::: Information shown
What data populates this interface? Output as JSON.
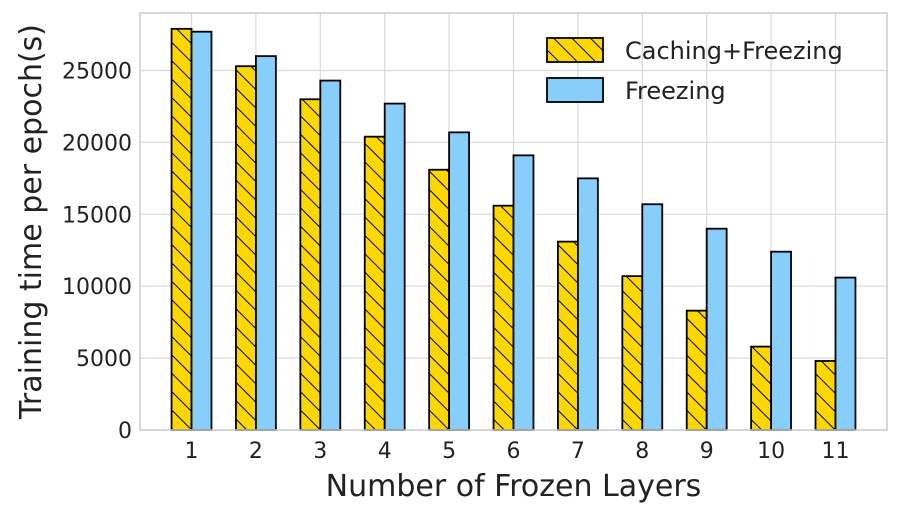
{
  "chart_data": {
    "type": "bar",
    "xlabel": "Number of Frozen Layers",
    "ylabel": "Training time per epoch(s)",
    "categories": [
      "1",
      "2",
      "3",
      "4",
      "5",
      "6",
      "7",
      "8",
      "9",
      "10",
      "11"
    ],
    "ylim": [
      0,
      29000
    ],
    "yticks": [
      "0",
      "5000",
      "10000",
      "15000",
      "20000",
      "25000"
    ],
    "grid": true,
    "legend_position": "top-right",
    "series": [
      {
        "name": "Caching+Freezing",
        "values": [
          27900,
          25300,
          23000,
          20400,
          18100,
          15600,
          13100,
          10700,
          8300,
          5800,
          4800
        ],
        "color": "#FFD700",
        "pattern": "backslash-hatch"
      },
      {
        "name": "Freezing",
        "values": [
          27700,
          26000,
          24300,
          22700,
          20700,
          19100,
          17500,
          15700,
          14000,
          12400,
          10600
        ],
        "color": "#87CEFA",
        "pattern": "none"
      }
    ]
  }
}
::::::
Written request: Count every line above that holds the word "pattern", and state the number and nothing more.

Response for this exercise: 2